Select lines where the word "詳細集計" appears.

═════ Records provided

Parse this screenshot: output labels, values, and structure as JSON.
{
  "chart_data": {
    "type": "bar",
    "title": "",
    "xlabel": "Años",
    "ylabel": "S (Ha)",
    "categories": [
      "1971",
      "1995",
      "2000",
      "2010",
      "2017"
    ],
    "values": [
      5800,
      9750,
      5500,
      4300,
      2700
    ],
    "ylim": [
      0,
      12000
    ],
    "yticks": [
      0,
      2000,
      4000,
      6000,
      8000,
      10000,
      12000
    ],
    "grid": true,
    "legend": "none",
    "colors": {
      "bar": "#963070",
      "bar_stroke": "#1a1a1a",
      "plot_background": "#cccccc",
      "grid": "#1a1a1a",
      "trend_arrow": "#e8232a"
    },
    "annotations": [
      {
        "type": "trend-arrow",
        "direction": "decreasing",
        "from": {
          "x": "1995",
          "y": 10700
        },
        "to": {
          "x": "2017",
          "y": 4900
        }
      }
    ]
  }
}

══════════
═════ Records provided

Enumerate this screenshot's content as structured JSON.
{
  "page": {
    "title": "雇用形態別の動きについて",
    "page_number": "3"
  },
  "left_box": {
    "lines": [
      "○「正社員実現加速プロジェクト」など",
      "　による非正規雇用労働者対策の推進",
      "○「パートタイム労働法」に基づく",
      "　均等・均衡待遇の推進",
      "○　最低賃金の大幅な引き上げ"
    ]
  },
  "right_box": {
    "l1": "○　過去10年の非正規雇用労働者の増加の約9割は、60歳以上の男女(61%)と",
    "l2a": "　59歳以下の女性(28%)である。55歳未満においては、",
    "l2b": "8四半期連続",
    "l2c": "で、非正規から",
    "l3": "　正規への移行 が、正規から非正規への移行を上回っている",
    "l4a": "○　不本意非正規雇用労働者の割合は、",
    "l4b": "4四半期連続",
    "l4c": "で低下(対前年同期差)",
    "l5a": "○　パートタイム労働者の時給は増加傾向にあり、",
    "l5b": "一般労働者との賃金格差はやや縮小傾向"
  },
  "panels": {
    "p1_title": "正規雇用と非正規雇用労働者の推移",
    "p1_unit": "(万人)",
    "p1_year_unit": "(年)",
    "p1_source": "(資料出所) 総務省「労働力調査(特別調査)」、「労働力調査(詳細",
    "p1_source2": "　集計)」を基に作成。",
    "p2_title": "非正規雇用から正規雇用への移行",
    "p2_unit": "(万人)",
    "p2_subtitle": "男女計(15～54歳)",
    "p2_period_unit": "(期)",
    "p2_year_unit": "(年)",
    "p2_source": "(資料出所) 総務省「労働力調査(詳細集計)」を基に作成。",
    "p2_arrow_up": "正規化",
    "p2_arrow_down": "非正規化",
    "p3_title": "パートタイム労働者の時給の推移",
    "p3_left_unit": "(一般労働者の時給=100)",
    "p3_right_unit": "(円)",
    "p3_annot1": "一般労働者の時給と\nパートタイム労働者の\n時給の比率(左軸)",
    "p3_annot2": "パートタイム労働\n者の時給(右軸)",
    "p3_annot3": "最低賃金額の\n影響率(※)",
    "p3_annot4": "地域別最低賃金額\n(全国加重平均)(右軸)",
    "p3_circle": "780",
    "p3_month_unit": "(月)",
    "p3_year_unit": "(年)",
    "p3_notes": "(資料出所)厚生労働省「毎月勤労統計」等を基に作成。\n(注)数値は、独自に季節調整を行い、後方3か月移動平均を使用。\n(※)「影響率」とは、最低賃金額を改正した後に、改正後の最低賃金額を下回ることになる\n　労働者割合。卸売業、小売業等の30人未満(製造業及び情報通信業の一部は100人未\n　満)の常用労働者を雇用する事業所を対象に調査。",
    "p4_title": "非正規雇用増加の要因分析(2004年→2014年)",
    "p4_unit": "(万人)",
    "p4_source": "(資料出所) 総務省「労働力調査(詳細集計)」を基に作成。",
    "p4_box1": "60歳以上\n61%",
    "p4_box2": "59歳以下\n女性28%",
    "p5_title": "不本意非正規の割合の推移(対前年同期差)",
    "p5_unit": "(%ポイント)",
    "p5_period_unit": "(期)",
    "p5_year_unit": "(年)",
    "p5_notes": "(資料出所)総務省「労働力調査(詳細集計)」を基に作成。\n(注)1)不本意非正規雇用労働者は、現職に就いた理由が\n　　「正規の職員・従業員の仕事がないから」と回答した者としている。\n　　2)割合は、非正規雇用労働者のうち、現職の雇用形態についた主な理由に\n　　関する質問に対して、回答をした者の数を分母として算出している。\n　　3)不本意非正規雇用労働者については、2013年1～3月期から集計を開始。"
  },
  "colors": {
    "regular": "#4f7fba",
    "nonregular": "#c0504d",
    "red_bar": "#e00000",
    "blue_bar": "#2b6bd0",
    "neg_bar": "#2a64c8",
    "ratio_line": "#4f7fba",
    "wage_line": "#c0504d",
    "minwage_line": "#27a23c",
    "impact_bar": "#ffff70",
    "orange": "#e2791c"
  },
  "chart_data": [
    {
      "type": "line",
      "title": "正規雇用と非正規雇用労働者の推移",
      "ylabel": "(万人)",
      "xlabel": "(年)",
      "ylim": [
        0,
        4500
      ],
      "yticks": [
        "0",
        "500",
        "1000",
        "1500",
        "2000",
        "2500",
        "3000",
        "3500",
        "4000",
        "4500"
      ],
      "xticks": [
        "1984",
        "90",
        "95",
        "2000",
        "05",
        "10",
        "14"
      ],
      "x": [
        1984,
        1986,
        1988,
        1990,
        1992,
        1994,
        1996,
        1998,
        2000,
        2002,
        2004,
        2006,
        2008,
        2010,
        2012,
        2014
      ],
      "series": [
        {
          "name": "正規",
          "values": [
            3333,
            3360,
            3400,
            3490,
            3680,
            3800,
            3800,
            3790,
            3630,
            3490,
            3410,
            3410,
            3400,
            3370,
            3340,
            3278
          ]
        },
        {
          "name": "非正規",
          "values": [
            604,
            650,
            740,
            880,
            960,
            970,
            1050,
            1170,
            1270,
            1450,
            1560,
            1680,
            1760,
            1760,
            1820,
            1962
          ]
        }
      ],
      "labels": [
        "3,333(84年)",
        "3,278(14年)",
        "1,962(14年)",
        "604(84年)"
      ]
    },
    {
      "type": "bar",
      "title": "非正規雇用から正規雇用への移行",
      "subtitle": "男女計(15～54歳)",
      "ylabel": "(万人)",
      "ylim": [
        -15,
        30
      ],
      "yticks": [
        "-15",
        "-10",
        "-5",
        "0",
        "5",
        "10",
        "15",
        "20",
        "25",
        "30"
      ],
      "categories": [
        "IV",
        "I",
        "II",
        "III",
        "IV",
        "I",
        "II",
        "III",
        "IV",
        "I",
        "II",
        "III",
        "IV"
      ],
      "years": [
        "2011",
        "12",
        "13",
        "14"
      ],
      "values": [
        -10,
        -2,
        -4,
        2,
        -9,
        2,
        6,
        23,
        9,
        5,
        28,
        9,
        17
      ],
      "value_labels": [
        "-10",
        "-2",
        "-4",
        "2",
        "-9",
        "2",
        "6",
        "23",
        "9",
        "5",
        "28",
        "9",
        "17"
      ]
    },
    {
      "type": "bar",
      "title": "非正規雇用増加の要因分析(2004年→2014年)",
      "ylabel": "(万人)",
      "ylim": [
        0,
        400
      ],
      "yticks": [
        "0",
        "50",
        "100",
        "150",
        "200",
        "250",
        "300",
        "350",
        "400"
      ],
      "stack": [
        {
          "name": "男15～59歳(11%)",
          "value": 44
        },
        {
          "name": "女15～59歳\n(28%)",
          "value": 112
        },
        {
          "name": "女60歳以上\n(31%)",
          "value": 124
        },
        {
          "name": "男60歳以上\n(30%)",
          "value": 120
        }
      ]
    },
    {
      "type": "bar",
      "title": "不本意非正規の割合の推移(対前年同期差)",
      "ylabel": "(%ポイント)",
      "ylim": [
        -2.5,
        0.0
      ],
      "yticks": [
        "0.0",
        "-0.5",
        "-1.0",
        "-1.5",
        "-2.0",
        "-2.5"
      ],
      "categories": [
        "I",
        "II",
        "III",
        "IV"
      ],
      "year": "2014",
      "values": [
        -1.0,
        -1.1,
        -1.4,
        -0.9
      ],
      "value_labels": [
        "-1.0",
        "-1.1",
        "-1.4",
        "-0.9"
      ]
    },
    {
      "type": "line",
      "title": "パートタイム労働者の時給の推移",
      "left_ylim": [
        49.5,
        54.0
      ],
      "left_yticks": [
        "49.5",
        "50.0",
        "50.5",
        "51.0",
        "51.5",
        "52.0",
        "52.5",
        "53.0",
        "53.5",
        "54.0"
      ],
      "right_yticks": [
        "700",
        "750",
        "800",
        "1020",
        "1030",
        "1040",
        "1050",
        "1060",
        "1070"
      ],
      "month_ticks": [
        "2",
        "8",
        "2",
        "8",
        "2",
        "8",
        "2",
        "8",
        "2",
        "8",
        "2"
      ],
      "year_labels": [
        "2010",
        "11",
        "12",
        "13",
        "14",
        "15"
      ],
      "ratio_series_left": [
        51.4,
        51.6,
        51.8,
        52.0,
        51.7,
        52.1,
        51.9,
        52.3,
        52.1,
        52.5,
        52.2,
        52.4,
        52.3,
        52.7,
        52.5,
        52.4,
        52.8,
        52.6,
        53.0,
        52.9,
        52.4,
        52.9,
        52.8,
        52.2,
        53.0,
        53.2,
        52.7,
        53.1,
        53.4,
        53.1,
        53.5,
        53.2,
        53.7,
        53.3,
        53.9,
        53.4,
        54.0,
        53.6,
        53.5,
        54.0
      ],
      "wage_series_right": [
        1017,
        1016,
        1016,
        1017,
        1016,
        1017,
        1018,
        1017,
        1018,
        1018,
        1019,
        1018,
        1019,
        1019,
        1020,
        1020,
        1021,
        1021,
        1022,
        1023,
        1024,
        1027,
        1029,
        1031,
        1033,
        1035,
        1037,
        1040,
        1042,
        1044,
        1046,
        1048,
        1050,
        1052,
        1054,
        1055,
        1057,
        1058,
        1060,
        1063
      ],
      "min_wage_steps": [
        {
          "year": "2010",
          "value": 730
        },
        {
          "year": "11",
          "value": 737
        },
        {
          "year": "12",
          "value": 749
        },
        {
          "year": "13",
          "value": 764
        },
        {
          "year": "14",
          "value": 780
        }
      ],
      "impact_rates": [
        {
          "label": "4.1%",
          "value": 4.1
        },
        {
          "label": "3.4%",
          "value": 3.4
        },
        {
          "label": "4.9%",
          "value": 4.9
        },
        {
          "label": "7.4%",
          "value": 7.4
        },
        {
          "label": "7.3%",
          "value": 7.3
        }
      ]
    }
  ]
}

══════════
═════ Records provided

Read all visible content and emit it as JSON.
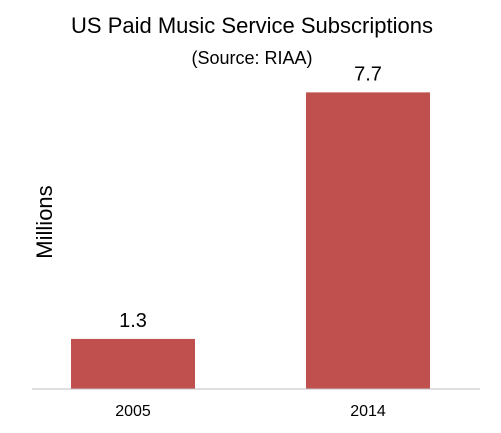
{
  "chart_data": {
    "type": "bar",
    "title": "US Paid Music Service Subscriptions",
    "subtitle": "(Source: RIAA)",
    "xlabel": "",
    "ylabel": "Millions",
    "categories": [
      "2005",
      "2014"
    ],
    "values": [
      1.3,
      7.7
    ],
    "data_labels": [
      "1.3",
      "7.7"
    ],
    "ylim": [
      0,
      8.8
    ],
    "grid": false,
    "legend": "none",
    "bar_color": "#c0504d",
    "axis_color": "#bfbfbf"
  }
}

══════════

Solution for this task –
    "p2_source": "(資料出所) 総務省「労働力調査(詳細集計)」を基に作成。",
    "p4_source": "(資料出所) 総務省「労働力調査(詳細集計)」を基に作成。",
    "p5_notes": "(資料出所)総務省「労働力調査(詳細集計)」を基に作成。\n(注)1)不本意非正規雇用労働者は、現職に就いた理由が\n　　「正規の職員・従業員の仕事がないから」と回答した者としている。\n　　2)割合は、非正規雇用労働者のうち、現職の雇用形態についた主な理由に\n　　関する質問に対して、回答をした者の数を分母として算出している。\n　　3)不本意非正規雇用労働者については、2013年1～3月期から集計を開始。"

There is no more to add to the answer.